▸ Directions for this task
Output the full listing below exactly as it reads, and skip anything that is a picture.
— Start Excerpted data —
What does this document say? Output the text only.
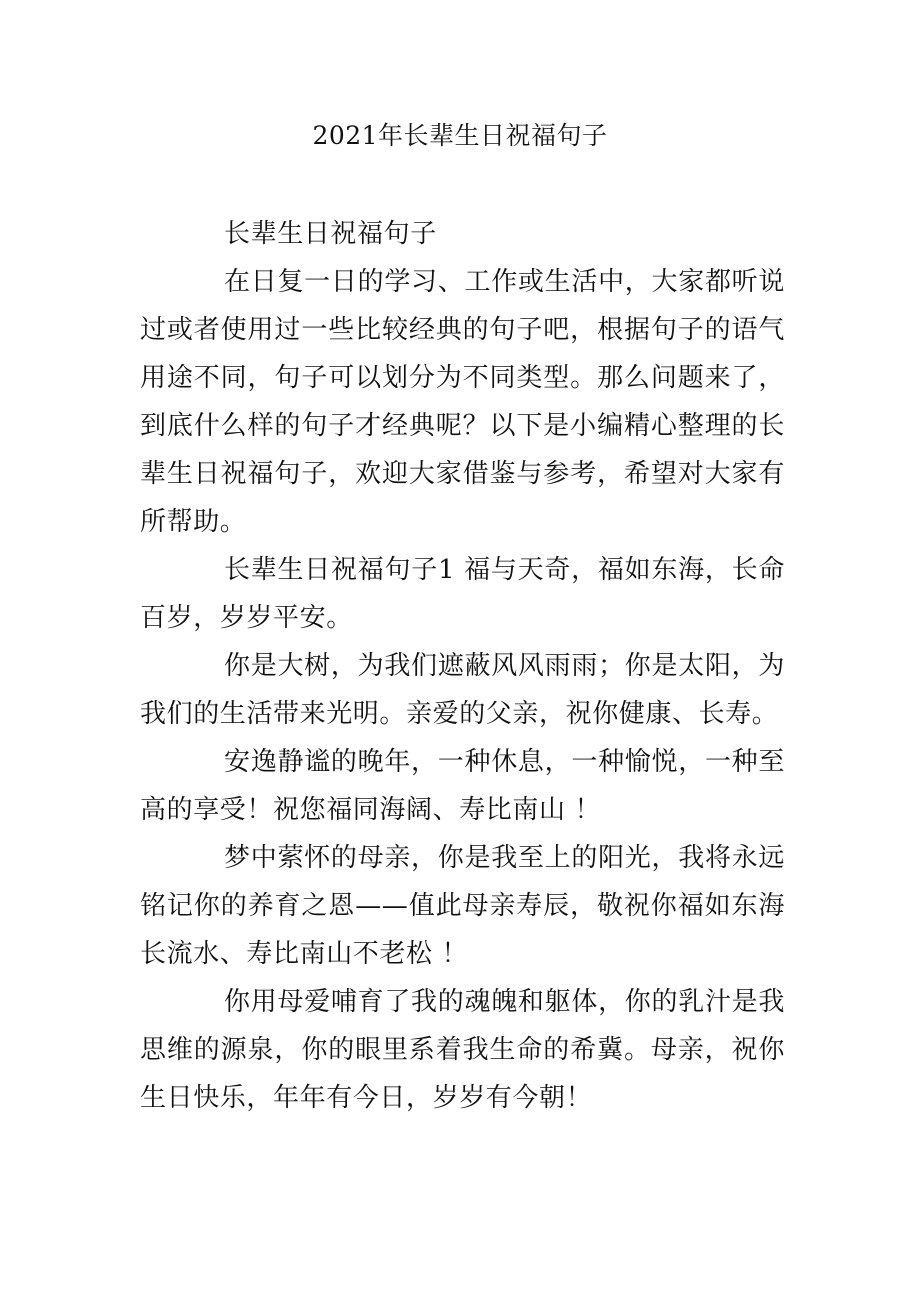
2021年长辈生日祝福句子

长辈生日祝福句子

在日复一日的学习、工作或生活中，大家都听说过或者使用过一些比较经典的句子吧，根据句子的语气用途不同，句子可以划分为不同类型。那么问题来了，到底什么样的句子才经典呢？以下是小编精心整理的长辈生日祝福句子，欢迎大家借鉴与参考，希望对大家有所帮助。

长辈生日祝福句子1 福与天奇，福如东海，长命百岁，岁岁平安。

你是大树，为我们遮蔽风风雨雨；你是太阳，为我们的生活带来光明。亲爱的父亲，祝你健康、长寿。

安逸静谧的晚年，一种休息，一种愉悦，一种至高的享受！祝您福同海阔、寿比南山 ！

梦中萦怀的母亲，你是我至上的阳光，我将永远铭记你的养育之恩——值此母亲寿辰，敬祝你福如东海长流水、寿比南山不老松 ！

你用母爱哺育了我的魂魄和躯体，你的乳汁是我思维的源泉，你的眼里系着我生命的希冀。母亲，祝你生日快乐，年年有今日，岁岁有今朝！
— End Excerpted data —
▸ Finished task
What does this document say? Output the text only.
2021年长辈生日祝福句子

长辈生日祝福句子

在日复一日的学习、工作或生活中，大家都听说过或者使用过一些比较经典的句子吧，根据句子的语气用途不同，句子可以划分为不同类型。那么问题来了，到底什么样的句子才经典呢？以下是小编精心整理的长辈生日祝福句子，欢迎大家借鉴与参考，希望对大家有所帮助。

长辈生日祝福句子1 福与天奇，福如东海，长命百岁，岁岁平安。

你是大树，为我们遮蔽风风雨雨；你是太阳，为我们的生活带来光明。亲爱的父亲，祝你健康、长寿。

安逸静谧的晚年，一种休息，一种愉悦，一种至高的享受！祝您福同海阔、寿比南山 ！

梦中萦怀的母亲，你是我至上的阳光，我将永远铭记你的养育之恩——值此母亲寿辰，敬祝你福如东海长流水、寿比南山不老松 ！

你用母爱哺育了我的魂魄和躯体，你的乳汁是我思维的源泉，你的眼里系着我生命的希冀。母亲，祝你生日快乐，年年有今日，岁岁有今朝！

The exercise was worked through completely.